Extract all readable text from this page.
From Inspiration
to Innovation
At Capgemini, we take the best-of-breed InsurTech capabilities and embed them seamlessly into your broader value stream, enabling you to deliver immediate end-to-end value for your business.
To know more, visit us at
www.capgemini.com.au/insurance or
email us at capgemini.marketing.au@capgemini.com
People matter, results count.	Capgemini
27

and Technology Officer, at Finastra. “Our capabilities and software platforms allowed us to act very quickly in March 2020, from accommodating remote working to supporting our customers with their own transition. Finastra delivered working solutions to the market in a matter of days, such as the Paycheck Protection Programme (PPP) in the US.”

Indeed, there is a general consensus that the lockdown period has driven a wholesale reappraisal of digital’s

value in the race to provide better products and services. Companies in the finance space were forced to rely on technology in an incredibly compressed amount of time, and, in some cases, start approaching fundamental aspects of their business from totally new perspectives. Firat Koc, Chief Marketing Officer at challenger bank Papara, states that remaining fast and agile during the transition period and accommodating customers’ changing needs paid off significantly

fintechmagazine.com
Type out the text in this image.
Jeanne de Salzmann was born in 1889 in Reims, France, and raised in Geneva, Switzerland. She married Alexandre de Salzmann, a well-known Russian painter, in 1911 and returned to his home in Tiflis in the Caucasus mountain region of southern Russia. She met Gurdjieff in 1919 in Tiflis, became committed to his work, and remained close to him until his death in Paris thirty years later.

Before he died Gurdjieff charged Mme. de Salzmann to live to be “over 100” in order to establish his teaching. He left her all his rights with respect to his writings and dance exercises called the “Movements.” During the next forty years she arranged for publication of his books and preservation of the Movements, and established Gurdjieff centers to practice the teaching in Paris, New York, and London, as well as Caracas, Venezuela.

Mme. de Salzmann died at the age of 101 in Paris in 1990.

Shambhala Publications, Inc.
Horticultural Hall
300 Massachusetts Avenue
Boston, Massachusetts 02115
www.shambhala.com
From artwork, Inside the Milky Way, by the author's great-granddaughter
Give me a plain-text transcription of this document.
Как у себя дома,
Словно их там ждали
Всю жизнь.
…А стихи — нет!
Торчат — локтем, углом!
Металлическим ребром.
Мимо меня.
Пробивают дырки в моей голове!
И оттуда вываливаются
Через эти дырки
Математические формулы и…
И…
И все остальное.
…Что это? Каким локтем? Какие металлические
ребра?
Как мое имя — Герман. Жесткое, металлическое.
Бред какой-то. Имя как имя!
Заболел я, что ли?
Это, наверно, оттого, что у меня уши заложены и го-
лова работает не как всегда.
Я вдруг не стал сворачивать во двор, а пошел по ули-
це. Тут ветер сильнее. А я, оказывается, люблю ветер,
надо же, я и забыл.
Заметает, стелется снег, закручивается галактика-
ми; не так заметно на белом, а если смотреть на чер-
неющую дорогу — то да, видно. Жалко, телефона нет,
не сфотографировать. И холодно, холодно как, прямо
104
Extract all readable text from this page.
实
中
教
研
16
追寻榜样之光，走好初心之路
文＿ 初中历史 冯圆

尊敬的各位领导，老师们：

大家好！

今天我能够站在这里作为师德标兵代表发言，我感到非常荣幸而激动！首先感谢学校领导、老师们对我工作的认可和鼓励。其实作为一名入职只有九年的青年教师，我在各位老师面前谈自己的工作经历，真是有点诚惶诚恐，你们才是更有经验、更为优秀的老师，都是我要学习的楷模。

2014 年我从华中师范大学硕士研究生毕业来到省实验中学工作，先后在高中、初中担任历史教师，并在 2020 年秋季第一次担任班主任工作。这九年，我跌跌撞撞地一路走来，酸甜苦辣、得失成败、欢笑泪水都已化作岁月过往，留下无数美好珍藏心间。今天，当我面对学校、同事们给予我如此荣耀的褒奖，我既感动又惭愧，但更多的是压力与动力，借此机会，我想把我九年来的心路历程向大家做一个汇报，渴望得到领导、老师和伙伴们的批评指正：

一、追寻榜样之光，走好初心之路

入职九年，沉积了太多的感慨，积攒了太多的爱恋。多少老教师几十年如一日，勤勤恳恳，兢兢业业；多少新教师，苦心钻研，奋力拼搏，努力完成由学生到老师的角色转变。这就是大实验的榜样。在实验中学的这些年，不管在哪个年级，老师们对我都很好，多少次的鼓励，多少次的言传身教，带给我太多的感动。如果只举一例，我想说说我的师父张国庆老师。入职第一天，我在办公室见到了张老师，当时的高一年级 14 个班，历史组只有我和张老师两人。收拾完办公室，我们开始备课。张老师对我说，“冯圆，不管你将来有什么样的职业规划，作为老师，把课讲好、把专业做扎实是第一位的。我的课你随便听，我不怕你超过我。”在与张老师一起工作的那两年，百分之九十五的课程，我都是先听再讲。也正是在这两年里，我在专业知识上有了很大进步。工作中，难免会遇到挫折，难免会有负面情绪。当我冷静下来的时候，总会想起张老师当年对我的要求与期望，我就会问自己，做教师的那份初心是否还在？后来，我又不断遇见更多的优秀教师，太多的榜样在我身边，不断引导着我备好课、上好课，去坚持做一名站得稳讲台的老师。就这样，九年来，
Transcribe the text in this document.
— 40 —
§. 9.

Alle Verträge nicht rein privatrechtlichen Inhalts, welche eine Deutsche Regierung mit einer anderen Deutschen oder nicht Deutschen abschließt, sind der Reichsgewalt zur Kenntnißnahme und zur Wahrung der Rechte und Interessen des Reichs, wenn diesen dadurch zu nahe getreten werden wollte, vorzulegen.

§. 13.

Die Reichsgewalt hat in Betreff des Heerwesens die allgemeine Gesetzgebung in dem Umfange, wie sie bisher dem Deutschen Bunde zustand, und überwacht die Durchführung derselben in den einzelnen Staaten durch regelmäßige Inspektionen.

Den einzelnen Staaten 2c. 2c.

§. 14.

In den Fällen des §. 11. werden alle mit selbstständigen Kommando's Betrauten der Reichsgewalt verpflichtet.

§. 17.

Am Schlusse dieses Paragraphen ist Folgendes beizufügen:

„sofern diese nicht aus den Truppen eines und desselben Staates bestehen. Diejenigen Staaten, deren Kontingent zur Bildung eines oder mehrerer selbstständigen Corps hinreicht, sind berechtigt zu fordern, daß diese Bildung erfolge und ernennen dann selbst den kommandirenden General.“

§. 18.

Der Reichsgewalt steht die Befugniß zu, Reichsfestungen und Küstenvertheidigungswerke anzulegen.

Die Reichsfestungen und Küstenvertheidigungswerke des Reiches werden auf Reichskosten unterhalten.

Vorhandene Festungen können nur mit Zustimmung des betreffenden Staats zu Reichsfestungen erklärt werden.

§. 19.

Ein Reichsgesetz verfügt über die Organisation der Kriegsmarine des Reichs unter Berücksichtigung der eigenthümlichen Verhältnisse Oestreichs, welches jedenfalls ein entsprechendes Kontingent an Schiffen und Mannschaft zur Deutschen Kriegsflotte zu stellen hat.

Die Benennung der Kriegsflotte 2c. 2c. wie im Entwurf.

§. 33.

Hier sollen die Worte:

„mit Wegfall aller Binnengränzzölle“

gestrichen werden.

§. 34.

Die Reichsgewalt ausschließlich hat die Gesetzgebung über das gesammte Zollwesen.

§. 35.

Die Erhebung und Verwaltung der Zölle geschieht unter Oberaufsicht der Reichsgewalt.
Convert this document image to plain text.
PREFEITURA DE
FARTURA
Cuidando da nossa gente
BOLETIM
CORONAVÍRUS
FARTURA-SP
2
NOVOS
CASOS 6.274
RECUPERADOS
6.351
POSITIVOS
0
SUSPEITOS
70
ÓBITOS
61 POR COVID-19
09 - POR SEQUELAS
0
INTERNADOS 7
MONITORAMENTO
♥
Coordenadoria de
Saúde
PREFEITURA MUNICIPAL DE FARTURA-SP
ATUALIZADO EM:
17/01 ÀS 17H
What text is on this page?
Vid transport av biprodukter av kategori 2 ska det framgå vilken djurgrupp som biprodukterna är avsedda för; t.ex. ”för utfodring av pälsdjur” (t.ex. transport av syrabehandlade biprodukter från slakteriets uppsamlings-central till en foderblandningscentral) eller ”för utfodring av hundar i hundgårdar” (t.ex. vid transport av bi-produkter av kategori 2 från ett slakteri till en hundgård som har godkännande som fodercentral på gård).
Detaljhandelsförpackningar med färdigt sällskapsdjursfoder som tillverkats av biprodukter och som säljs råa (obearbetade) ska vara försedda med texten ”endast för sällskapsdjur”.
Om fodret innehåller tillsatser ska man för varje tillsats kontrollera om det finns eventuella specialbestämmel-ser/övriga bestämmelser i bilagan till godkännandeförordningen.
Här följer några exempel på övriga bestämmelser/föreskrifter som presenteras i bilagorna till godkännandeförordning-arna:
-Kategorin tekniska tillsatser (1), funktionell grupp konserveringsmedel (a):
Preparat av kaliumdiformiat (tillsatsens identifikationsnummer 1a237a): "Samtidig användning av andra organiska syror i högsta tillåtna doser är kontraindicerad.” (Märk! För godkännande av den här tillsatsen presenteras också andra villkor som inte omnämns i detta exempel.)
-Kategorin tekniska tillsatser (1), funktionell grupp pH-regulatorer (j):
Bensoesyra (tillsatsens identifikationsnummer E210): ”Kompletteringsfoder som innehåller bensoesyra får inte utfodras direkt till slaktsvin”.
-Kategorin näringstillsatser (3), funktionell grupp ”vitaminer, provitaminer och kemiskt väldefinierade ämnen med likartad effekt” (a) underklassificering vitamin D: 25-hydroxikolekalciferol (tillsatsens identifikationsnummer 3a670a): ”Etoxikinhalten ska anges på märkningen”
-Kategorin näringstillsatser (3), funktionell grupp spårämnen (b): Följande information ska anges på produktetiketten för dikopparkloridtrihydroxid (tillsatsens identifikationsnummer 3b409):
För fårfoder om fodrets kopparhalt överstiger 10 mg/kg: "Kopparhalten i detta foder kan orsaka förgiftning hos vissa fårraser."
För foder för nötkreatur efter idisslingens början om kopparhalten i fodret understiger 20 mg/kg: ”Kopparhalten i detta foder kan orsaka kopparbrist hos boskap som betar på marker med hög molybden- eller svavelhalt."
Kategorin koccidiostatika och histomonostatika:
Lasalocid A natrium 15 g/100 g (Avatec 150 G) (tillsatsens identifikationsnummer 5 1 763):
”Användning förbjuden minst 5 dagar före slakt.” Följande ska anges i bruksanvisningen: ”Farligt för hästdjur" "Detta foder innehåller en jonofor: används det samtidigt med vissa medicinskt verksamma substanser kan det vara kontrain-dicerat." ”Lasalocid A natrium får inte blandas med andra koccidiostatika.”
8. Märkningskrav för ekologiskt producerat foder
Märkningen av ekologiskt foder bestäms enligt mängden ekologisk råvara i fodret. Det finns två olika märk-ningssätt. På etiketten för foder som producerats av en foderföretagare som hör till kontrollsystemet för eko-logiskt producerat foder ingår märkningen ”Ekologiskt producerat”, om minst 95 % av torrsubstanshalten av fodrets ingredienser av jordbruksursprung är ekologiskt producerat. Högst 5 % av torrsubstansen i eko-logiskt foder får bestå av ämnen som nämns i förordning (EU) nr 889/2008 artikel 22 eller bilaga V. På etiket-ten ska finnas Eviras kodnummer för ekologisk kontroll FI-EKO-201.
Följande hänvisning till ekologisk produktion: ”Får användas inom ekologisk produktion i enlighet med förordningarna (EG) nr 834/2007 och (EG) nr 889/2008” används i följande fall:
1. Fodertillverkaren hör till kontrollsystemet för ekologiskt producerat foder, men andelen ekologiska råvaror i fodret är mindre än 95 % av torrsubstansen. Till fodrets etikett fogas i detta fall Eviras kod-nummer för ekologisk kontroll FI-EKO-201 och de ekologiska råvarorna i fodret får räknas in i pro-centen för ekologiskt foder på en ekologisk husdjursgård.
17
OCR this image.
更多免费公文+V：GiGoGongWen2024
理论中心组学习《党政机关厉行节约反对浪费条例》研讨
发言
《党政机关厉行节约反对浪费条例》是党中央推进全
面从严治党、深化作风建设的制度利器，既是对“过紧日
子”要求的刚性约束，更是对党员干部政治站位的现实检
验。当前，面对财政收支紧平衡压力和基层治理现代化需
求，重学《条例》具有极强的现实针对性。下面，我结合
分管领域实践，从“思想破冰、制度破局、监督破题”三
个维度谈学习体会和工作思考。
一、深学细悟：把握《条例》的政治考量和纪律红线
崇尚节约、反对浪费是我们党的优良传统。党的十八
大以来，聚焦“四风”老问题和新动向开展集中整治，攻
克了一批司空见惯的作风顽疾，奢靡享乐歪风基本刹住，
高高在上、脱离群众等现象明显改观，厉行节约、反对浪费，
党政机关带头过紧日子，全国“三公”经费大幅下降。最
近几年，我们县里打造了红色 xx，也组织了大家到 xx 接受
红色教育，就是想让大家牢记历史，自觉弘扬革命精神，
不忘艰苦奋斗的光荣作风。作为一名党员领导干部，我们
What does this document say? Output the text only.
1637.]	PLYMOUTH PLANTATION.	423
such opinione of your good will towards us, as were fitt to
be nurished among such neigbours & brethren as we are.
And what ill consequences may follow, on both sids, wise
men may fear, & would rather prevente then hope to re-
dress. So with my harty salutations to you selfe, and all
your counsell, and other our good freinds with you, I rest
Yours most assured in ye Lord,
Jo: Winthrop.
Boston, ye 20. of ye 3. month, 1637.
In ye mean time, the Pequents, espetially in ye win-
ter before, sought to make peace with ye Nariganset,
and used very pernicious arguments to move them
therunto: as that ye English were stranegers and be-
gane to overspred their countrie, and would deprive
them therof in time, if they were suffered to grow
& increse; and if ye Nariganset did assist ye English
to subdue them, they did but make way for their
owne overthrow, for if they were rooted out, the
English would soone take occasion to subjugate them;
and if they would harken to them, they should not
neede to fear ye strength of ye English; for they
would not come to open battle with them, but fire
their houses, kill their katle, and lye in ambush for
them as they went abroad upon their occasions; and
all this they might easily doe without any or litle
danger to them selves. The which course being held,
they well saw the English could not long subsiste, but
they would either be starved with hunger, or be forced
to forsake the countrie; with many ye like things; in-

* * * * * * * * *

**Stated problem**
Calculate how many lines of the material include the string "används", and state that number by itself.

**Answer below**
2